Provided text:
The line clicks. My mother stares, stunned, at her phone. She had answered the unknown number in Korean, and had been immediately hung up on.

I’ve seen this happen far too many times– both in my family and through the media. I understand that the majority of people in America speak English and that it can be uncomfortable not knowing what someone nearby is saying. However, there is no excuse for discriminating against someone who isn’t speaking in your language.

When people discriminate against those who speak in foreign languages or with heavy accents, they do not understand that speaking English is a luxury in America. If people understood the difficult nature of learning how to speak a new language fluently in adulthood, discrimination would be much more uncommon.

My father, for example, is not the greatest at English but an eloquent speaker in Korean. When I hear him speak English, I can tell how frustrating it is for him to not be able to get his point across perfectly.

(Stored entries)
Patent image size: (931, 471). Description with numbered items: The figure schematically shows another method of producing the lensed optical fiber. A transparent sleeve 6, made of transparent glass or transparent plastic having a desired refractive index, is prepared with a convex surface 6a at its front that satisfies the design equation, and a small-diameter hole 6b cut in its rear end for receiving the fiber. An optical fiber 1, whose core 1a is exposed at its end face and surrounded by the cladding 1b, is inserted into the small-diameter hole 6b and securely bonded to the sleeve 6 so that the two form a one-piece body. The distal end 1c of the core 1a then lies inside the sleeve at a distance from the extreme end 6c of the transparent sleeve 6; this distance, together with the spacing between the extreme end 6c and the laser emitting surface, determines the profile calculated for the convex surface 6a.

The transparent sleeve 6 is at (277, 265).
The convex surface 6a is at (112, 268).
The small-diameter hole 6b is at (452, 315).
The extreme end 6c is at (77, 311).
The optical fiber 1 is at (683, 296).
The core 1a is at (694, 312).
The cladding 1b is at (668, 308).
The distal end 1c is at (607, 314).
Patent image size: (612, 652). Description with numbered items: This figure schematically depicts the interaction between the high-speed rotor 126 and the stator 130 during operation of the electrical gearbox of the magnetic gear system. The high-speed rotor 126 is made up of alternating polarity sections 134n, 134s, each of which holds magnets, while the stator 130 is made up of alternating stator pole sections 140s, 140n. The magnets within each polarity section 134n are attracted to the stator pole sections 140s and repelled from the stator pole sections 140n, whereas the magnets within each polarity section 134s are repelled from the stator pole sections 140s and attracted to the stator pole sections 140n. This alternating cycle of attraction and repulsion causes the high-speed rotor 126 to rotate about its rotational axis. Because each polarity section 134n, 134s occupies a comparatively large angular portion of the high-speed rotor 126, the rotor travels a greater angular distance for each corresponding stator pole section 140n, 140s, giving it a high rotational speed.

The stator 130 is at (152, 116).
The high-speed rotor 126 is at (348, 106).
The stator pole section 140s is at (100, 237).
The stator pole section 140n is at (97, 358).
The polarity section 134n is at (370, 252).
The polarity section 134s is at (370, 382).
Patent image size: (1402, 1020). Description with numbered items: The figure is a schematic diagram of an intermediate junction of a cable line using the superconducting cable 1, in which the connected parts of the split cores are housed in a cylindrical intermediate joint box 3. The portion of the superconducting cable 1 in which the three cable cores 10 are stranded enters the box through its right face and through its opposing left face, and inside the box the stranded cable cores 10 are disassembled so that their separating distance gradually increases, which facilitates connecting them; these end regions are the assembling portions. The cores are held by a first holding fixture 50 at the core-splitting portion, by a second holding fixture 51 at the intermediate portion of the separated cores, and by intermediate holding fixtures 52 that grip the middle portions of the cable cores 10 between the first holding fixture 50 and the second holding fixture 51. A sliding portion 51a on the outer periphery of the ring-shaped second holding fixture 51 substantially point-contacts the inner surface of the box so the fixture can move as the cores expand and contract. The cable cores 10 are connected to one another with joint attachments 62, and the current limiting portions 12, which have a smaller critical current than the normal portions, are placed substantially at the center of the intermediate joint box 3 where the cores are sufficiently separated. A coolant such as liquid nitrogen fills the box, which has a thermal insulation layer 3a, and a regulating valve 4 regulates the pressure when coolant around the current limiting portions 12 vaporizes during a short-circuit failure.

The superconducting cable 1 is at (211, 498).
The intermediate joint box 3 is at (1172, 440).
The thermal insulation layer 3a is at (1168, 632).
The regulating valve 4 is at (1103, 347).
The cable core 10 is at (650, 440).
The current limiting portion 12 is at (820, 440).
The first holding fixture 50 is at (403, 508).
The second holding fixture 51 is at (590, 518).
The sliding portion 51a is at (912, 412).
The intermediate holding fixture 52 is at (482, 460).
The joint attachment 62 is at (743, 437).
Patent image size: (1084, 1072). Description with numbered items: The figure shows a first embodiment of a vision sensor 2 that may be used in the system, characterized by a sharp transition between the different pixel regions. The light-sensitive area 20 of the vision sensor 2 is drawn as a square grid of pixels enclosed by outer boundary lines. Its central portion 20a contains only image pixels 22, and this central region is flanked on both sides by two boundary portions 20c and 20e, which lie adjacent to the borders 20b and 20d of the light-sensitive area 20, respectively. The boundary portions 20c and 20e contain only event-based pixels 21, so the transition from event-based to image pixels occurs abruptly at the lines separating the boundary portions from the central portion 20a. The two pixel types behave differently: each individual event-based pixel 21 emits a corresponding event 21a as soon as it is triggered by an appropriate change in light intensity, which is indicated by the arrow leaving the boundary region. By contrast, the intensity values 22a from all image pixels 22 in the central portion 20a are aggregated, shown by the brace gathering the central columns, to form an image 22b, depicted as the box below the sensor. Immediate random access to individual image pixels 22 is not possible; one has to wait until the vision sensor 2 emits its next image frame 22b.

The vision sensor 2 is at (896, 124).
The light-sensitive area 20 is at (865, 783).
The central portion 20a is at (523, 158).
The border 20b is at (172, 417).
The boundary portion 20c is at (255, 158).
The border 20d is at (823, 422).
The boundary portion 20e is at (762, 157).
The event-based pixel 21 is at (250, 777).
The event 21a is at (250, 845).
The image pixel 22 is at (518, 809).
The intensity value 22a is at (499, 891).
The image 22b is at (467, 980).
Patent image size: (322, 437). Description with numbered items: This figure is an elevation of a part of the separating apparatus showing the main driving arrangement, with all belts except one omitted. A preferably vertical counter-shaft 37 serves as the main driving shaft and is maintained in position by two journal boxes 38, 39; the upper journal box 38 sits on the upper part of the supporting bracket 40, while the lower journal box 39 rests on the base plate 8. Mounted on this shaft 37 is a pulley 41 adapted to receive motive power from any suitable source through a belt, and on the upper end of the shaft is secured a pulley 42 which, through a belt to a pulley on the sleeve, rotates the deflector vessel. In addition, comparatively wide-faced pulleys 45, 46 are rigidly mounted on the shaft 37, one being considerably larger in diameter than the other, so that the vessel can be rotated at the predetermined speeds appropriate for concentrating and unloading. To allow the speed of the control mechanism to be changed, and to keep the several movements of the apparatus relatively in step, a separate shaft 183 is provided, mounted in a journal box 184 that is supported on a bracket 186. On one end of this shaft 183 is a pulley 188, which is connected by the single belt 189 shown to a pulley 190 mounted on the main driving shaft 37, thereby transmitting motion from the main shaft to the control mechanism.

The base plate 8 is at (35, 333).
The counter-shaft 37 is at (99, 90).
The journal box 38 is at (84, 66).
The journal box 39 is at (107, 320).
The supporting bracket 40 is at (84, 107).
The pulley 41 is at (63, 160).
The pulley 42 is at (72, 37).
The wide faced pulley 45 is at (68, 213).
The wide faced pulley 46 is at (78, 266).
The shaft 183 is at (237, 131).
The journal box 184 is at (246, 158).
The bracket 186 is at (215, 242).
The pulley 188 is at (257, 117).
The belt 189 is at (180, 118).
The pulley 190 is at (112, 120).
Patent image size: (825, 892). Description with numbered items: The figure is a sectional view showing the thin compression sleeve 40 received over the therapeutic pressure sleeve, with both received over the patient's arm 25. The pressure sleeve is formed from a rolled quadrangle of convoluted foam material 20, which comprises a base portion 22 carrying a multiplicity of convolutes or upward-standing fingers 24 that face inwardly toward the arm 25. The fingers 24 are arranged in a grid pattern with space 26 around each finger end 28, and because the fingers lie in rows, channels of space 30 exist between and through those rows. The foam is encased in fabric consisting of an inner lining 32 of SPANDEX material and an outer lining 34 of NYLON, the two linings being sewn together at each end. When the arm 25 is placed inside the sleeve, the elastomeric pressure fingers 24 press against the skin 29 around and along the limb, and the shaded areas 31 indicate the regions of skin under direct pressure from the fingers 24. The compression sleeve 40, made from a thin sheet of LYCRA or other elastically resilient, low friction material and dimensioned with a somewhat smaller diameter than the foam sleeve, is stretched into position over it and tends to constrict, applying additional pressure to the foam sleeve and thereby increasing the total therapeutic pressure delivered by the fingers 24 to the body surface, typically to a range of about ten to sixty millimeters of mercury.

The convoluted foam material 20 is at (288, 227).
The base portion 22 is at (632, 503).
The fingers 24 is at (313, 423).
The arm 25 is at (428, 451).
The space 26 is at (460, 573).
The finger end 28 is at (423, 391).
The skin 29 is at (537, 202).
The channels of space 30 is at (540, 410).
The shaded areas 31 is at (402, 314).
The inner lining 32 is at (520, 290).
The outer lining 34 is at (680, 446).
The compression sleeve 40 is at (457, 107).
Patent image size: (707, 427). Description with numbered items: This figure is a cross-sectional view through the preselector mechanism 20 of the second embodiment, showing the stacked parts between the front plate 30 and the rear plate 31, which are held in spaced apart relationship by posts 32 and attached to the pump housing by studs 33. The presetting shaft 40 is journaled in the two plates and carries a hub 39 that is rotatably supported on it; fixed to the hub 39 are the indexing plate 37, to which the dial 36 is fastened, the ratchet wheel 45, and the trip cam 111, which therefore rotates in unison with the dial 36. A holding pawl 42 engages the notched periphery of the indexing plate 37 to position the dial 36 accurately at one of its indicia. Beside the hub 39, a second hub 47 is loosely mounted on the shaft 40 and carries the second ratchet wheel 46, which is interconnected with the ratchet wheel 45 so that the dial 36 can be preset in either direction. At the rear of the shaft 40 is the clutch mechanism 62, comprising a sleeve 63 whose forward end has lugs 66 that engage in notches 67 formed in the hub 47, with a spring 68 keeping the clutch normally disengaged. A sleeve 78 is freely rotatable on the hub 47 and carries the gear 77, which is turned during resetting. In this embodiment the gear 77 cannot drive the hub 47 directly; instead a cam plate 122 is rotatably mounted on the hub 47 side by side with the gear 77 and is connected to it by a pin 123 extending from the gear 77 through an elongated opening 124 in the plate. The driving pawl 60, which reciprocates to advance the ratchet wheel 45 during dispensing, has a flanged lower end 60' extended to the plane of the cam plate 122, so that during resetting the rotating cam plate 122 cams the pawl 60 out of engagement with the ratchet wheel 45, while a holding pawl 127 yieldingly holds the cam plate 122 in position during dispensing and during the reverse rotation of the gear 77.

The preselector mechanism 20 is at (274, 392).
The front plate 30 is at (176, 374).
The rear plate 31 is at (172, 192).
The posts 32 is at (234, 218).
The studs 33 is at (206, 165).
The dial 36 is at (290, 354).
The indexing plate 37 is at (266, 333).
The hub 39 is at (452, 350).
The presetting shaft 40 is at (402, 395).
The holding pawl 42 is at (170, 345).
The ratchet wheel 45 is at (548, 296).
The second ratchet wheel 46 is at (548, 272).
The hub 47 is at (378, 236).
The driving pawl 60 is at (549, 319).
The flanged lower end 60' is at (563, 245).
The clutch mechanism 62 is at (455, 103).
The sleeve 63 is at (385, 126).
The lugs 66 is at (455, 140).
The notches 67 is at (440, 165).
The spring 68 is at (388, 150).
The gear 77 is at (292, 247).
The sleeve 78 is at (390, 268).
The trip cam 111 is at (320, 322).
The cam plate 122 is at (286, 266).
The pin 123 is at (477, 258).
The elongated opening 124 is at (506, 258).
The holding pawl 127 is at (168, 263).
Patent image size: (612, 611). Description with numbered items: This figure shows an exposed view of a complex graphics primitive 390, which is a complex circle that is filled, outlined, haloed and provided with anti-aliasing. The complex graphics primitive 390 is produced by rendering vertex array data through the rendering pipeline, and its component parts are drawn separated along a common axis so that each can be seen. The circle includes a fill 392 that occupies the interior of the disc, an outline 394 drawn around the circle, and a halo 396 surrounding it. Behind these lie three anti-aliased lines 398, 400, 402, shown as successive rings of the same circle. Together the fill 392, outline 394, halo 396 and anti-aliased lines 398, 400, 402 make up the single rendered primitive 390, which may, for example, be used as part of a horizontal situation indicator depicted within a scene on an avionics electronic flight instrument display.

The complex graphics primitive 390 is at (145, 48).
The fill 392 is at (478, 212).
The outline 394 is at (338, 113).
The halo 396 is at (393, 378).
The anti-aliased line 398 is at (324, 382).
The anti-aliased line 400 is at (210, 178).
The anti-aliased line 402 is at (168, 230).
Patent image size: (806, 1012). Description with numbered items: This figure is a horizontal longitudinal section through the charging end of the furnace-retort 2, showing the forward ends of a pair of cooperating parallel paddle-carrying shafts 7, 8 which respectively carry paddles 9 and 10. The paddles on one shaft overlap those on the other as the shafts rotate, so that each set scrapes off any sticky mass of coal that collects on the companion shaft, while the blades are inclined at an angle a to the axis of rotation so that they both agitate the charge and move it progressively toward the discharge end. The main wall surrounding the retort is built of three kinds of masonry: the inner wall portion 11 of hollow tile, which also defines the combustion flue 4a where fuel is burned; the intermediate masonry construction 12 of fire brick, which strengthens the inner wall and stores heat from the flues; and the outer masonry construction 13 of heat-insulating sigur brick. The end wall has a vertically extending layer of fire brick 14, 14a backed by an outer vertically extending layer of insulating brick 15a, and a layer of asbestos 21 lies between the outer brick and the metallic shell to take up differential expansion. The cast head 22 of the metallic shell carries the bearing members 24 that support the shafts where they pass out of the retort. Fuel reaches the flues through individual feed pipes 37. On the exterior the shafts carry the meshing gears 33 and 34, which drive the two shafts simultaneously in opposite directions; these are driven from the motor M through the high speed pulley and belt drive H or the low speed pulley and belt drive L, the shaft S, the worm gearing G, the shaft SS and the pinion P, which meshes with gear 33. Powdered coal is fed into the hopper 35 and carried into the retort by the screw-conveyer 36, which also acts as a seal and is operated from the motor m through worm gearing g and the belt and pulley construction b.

Problems to solve:
a) Summarize the passage on language discrimination in two sentences.
b) Extend the passage on language discrimination, continuing on from its final sentence.

Answer set:
a) The passage opens with the writer's mother being hung up on after answering an unknown number in Korean, and the writer argues that there is no excuse for discriminating against someone who isn't speaking in your language. The writer holds that speaking English is a luxury in America and that discrimination would be much less common if people understood how hard it is to learn a new language fluently in adulthood, citing a father who is eloquent in Korean but frustrated when speaking English.

b)
Some believe that switching languages shouldn’t be a personal issue if the speaker is currently living in America, but language is not only about the words that people use. It’s also about pride in one’s culture. Not only does Korean allow my family to speak with no barriers it represents my family and my heritage. It’s my form of communication with my relatives living in South Korea. It’s a connection to my cultural background.

The discrimination in our country is a result of a lack of understanding. We can make an effort to understand why people do not speak English. Try to imagine what it would be like to be harassed for not being perfectly fluent in a foreign language.

It is a privilege to speak English fluently in America. This privilege, granted at birth for many Americans, should not be used to discriminate against those who are working harder than many will ever know to gain the same privilege.